WORK REQUEST:
Find the string "Ausfertigungszolldienststelle" in the entries and copy each line that has it.

(Items listed in a dataset)
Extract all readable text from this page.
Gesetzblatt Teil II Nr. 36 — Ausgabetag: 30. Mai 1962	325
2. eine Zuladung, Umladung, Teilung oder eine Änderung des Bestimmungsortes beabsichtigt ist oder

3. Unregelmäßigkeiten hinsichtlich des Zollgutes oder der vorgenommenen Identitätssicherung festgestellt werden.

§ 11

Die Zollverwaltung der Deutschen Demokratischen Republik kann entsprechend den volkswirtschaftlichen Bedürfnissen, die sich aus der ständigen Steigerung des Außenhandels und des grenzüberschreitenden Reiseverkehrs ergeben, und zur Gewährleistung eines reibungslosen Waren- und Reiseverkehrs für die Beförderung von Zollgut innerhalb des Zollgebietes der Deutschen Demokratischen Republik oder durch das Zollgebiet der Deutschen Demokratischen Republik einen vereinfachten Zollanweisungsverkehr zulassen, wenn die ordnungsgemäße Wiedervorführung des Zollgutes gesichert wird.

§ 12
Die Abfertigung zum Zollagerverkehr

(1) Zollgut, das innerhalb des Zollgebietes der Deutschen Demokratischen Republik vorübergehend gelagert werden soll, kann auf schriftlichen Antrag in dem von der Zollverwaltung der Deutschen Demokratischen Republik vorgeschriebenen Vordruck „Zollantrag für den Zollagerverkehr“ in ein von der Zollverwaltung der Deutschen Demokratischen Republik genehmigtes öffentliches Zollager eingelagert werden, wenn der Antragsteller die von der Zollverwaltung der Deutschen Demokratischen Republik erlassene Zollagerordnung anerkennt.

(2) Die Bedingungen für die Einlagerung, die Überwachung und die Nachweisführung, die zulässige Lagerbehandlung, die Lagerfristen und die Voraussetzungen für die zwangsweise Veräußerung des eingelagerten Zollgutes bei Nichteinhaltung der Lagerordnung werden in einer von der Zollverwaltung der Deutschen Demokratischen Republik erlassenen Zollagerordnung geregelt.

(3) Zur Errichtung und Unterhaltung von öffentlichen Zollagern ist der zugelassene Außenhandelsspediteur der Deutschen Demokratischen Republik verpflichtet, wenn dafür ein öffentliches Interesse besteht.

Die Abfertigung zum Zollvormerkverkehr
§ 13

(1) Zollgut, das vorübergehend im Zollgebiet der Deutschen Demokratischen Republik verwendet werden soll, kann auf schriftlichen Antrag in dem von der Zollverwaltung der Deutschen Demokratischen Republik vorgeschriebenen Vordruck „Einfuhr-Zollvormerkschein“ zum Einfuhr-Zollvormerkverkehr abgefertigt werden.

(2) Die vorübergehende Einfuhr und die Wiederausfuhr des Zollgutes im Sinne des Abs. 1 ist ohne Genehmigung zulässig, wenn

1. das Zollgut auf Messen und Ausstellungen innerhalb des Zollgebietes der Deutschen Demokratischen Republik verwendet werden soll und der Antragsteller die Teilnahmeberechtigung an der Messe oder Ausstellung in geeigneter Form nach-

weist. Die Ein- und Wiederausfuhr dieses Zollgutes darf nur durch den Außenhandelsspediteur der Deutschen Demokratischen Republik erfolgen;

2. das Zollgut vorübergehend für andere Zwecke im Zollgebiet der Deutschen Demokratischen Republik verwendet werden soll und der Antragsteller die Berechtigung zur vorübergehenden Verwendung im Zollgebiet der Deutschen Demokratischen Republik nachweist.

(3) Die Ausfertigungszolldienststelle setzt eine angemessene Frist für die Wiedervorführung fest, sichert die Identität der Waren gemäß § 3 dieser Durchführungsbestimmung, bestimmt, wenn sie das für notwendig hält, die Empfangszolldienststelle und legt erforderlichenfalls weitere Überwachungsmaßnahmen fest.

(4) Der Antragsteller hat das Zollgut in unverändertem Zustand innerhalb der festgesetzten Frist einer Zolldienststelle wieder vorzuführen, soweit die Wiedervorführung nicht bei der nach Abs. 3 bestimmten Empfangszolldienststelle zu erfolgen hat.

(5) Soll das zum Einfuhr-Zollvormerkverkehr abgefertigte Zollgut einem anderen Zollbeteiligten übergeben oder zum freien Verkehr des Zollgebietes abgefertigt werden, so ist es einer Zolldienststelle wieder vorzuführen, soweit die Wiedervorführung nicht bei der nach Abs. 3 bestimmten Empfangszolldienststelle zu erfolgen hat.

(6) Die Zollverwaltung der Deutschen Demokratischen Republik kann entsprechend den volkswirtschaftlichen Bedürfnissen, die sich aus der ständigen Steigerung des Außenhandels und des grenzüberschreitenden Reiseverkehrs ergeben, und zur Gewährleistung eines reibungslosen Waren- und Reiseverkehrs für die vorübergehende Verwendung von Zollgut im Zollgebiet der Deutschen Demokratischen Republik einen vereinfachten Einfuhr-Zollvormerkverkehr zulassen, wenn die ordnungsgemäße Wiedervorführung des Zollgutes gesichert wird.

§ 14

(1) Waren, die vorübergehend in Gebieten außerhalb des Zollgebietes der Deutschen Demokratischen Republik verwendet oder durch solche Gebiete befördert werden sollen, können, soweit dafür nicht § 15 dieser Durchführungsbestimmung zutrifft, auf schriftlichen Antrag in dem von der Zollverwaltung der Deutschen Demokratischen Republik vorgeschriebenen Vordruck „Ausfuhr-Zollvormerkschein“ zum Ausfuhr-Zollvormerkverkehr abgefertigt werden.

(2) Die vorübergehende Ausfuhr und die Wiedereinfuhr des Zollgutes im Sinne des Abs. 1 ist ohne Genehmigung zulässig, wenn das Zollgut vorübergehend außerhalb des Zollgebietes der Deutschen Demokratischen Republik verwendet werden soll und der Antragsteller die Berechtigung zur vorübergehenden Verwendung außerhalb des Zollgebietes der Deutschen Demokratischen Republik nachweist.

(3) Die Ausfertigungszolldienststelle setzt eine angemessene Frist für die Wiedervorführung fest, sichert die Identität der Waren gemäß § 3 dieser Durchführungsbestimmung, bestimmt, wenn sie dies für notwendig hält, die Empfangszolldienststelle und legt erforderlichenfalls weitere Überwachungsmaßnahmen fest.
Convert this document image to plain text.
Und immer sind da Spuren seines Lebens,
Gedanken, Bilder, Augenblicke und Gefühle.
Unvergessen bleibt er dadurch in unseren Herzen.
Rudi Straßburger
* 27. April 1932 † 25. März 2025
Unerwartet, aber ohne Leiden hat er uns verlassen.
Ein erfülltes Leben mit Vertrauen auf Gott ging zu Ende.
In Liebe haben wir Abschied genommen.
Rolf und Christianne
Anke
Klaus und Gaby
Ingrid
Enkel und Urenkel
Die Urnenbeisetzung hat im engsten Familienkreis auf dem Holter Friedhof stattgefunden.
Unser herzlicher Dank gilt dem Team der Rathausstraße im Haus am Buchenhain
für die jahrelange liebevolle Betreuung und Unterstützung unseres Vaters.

ANSWER SECTION:
(3) Die Ausfertigungszolldienststelle setzt eine angemessene Frist für die Wiedervorführung fest, sichert die Identität der Waren gemäß § 3 dieser Durchführungsbestimmung, bestimmt, wenn sie das für notwendig hält, die Empfangszolldienststelle und legt erforderlichenfalls weitere Überwachungsmaßnahmen fest.
(3) Die Ausfertigungszolldienststelle setzt eine angemessene Frist für die Wiedervorführung fest, sichert die Identität der Waren gemäß § 3 dieser Durchführungsbestimmung, bestimmt, wenn sie dies für notwendig hält, die Empfangszolldienststelle und legt erforderlichenfalls weitere Überwachungsmaßnahmen fest.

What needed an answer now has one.